Yazılı Görev 1:
İki Reis yazısında ülkenin başındaki kişinin darbe yediği alanlardan adıyla anılanları sıralayınız.
Yazılı Görev 2:
İki Reis yazısını son cümlesinden sonra sürdürünüz.
### Verilen Metin
Ana içeriğe atla

İ K İ R E İ S

İkisi de çok popüler yani çok tanınmış şahsiyetler. İkisinin de hem çok dostu var hem de çok düşmanı. İkisinin de aynı ülkede boy göstermesi tesadüf olmasa gerek.


  Ragıp Duran


Birisi büyük bir ülkenin diğeri ülkenin en büyük futbol takımlarından birinin başında. Çok fazla ortak yanları var. Önem sırası gözetmeksizin sıralayalım benzerlikleri:

-       İkisi de bir süredir büyük ölçüde başarısız. Biri üst üste mağlubiyetler aldı. Ötekisi sağlık, ekonomi, diplomasi ve bir çok alanda darbeler yedi.

-       İkisi de yakın çevresinin pohpohlamasıyla ayakta durabiliyor. Kendi alanlarındaki başarısızlıklarını görmüyor, kabul etmek istemiyor, doğrulardan kaçıyor.

-       İkisi de mağrur, burnundan kıl aldırmıyor, her şeyin en iyisini kendisinin yaptığını sanıyor.

-       İkisi de kendinden daha çapsız insanlarla çalışmayı tercih ediyor. Böylelikle kendi çapsızlığını gizlediğine inanıyor.
######
### Verilen Malzeme
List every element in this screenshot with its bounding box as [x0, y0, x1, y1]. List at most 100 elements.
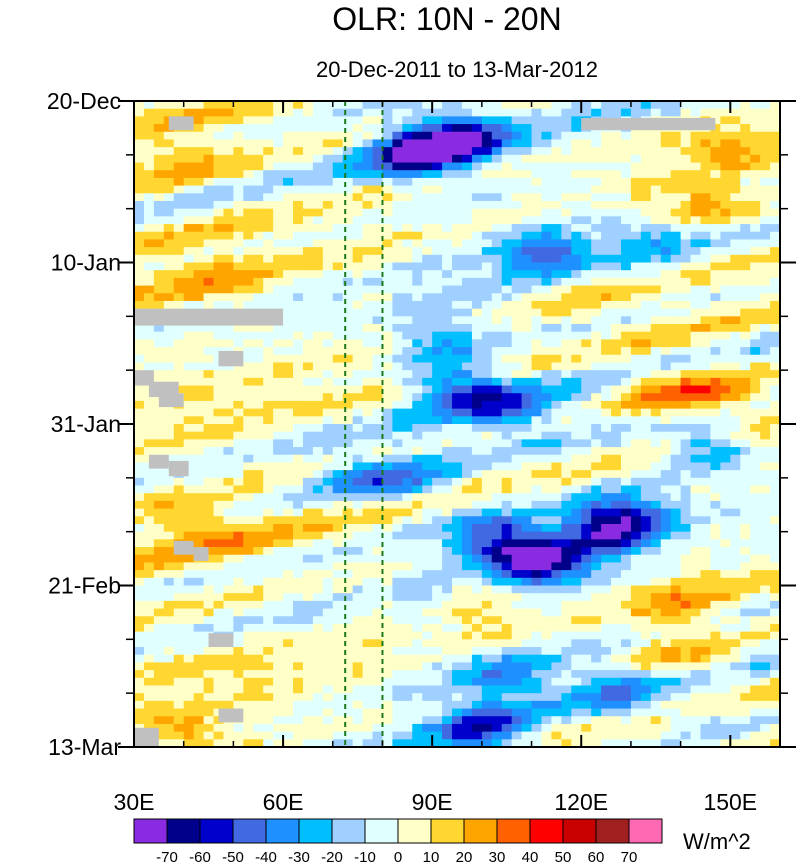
######
Alıştırma Yanıtı 1:
Sağlık, ekonomi, diplomasi

Alıştırma Yanıtı 2:
-       İkisi de çoğu zaman ya eski başarılarıyla övünüyor ya da inandırıcı, makul hiçbir gerekçesi olmadığı halde, meçhul bir gelecekte her şeyin daha iyi olacağını ilan ediyor. Biri 2023’de ay gidiyor, öteki takımı 3 sene sonra zirveye çıkaracak!

-       İkisi de reklam ve halkla ilişkilere çok düşkün. Çünkü ikisinin de gerçek huyu suyu ortaya çıkarsa kolayca birer nefret objesine dönüşebilirler.

-       İkisinin de konum ve görevleri talep etmese de gösterişe, süse püse pek düşkün. Neyi kapatmak için acaba?

-        Birinin üstünde başka bir kişi ya da makam olmadığı için o nispeten daha rahat. Ötekisinin patronu konumundaki adam ise onun kankası gibi davranıyor.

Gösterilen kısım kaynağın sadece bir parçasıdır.